Given instruction:
Look over the lines below. Report each one that includes the string "often".

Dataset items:
* START *

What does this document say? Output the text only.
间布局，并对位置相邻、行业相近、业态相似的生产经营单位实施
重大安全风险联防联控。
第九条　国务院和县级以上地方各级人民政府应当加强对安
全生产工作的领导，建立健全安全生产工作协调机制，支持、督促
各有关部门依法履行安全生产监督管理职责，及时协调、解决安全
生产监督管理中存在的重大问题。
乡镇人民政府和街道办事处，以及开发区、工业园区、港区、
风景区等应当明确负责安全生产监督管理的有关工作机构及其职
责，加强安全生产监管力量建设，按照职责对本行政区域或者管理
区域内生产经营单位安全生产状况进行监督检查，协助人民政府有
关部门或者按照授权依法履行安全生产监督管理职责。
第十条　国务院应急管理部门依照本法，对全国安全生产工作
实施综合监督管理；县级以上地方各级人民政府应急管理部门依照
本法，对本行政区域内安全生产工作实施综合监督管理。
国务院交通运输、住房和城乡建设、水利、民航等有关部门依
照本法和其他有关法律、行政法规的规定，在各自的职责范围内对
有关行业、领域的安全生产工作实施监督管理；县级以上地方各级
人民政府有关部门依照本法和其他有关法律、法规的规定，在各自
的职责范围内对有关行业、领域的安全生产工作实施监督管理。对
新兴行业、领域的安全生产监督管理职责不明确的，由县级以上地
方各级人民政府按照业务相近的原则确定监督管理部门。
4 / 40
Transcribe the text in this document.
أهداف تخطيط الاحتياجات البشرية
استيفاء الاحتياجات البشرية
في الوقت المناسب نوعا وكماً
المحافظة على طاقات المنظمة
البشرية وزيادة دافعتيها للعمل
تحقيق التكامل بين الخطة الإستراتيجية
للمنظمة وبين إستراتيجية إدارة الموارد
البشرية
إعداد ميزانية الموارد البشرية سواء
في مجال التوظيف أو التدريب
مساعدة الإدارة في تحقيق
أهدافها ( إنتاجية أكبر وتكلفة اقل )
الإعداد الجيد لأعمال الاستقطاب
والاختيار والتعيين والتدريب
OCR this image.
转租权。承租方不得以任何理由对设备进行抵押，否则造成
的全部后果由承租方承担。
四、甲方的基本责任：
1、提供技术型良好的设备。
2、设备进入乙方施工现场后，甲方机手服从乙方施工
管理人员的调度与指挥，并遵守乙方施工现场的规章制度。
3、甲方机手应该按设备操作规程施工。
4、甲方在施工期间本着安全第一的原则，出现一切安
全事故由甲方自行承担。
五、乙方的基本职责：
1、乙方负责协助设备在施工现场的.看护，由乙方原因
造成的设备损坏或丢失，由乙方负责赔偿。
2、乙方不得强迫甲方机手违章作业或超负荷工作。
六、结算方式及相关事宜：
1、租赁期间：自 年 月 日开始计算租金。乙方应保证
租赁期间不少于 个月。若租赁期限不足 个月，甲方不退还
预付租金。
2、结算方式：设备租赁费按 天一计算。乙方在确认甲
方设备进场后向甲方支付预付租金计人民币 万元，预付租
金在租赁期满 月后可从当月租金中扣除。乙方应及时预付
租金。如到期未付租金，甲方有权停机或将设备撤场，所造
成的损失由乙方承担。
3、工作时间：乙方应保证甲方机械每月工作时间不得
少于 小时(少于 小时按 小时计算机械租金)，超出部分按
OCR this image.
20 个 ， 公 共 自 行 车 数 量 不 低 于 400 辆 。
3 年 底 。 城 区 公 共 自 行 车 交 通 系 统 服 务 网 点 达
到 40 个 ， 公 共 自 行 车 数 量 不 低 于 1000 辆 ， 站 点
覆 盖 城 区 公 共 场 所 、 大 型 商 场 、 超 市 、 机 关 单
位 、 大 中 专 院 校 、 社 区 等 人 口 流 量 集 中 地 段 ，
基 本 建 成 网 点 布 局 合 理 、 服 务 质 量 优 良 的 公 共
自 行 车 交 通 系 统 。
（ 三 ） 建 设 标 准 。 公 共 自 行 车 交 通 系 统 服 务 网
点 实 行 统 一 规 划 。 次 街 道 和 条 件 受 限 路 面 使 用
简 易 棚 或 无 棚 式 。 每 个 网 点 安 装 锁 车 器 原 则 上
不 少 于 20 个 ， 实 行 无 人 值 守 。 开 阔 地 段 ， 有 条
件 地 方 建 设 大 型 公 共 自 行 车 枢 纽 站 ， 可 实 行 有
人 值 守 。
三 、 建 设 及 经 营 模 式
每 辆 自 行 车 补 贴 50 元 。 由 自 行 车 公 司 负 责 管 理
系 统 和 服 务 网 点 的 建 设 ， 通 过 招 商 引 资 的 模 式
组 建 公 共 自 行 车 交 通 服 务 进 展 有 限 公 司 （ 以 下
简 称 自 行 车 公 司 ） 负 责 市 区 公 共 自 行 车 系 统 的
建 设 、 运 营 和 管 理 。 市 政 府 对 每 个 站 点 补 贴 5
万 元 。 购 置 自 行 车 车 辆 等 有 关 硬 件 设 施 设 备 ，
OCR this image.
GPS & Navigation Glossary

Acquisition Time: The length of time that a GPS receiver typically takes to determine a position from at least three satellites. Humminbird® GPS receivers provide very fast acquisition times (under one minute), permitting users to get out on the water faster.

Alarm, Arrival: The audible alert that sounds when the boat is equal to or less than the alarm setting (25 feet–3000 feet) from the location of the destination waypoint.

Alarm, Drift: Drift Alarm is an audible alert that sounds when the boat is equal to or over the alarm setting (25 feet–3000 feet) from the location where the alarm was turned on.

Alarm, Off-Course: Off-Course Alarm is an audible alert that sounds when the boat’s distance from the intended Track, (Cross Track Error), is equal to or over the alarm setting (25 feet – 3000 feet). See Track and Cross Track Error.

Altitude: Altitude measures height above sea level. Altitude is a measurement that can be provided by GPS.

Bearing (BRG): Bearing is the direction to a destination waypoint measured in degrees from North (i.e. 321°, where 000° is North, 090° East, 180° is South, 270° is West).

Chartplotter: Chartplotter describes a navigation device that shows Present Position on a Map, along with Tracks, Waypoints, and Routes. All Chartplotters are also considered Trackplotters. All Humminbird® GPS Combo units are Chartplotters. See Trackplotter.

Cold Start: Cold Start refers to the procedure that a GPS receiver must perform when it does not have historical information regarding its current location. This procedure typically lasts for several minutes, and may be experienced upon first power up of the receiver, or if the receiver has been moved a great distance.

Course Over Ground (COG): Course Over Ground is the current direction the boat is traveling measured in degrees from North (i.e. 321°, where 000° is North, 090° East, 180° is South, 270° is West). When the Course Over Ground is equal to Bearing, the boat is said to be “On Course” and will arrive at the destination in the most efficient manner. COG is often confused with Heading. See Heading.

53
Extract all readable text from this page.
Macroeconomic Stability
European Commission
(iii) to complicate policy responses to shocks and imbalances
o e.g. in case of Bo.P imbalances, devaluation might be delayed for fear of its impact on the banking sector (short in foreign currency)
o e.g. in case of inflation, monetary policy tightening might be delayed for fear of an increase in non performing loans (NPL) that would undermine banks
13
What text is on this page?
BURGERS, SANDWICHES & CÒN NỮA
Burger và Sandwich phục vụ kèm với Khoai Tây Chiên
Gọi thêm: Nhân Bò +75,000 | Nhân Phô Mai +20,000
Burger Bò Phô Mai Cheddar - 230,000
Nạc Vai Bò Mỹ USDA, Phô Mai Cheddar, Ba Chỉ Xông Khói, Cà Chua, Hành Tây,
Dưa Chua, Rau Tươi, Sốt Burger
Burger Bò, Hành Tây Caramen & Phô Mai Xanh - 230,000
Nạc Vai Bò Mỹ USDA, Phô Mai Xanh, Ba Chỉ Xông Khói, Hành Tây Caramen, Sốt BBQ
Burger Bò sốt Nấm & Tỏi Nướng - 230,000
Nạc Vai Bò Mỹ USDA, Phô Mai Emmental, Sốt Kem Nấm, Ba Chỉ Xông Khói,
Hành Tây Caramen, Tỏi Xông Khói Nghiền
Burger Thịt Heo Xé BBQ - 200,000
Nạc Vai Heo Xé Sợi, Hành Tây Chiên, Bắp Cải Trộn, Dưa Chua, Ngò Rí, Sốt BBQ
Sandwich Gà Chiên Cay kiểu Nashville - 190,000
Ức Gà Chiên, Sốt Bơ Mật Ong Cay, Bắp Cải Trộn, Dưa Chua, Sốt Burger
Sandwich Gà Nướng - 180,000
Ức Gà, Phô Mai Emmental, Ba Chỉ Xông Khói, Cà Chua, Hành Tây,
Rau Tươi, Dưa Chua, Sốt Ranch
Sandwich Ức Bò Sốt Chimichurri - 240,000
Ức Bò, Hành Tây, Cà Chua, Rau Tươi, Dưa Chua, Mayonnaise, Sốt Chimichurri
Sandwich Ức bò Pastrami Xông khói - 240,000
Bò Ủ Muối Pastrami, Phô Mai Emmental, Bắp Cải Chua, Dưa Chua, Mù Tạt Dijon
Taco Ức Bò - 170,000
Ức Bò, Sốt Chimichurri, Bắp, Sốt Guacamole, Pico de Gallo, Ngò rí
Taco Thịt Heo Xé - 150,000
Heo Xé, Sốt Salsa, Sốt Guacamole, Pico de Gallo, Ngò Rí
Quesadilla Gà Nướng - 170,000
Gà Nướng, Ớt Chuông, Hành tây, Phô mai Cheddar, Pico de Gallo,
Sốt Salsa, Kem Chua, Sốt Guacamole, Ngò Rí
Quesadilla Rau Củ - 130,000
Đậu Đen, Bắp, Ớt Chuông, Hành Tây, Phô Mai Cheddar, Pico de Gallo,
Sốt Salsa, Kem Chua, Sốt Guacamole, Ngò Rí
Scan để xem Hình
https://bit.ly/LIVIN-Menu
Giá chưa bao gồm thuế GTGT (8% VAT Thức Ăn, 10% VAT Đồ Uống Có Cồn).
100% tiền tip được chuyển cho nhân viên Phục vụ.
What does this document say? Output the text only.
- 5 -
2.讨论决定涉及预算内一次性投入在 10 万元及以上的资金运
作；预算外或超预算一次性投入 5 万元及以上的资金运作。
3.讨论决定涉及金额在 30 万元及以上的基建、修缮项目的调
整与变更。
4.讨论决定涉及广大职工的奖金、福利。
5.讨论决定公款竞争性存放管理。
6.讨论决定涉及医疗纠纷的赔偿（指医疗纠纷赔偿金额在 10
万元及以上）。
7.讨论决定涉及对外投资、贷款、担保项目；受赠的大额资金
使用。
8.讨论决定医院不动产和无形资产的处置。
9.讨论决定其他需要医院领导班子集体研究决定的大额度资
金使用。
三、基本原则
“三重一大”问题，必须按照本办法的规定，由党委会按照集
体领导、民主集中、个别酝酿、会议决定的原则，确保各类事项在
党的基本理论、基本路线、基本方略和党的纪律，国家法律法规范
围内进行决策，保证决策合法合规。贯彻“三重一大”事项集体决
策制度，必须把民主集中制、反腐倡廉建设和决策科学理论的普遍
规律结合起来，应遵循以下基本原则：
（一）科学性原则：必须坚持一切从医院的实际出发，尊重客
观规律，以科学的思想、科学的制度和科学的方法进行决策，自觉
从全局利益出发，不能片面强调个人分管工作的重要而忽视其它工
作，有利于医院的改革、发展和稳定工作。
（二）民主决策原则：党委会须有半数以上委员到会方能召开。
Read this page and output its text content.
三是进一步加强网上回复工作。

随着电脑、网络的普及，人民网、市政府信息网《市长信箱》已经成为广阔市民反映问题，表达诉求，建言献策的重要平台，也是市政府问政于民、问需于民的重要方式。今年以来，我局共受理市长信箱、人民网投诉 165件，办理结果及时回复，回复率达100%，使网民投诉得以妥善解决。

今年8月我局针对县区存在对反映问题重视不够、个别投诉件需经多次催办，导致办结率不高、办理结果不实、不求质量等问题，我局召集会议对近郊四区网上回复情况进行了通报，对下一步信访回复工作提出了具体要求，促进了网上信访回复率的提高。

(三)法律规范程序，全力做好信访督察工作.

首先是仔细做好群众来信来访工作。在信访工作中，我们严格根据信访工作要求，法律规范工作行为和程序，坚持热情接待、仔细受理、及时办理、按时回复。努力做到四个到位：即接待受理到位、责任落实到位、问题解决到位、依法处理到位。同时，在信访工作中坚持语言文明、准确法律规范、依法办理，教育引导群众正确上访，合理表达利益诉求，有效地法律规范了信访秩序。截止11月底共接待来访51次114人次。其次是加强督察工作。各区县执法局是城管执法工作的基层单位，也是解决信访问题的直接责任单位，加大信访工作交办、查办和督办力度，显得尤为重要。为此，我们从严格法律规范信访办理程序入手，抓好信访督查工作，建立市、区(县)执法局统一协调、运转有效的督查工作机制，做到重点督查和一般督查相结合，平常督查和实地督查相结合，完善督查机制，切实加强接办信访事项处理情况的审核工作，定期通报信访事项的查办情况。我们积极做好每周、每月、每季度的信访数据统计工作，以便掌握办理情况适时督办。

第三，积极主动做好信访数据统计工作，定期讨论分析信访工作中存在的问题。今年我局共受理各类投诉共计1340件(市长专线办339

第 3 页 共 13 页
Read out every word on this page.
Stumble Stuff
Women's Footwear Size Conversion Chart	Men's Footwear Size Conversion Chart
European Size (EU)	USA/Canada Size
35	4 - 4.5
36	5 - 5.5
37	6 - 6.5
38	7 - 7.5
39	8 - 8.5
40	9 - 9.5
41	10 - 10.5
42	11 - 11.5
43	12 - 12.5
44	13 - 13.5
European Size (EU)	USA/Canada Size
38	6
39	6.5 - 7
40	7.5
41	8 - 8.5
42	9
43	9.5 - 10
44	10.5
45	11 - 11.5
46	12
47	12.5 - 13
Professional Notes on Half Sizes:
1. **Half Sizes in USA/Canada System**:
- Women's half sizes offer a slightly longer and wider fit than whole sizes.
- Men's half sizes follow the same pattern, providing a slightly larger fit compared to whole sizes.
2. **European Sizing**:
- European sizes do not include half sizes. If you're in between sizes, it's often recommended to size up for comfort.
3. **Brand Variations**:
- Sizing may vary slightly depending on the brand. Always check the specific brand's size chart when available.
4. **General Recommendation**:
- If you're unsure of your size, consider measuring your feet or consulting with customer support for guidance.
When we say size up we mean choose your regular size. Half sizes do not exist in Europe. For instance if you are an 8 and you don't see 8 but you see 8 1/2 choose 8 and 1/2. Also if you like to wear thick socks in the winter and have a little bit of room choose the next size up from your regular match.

* END *

Written solution:
Course Over Ground (COG): Course Over Ground is the current direction the boat is traveling measured in degrees from North (i.e. 321°, where 000° is North, 090° East, 180° is South, 270° is West). When the Course Over Ground is equal to Bearing, the boat is said to be “On Course” and will arrive at the destination in the most efficient manner. COG is often confused with Heading. See Heading.
- European sizes do not include half sizes. If you're in between sizes, it's often recommended to size up for comfort.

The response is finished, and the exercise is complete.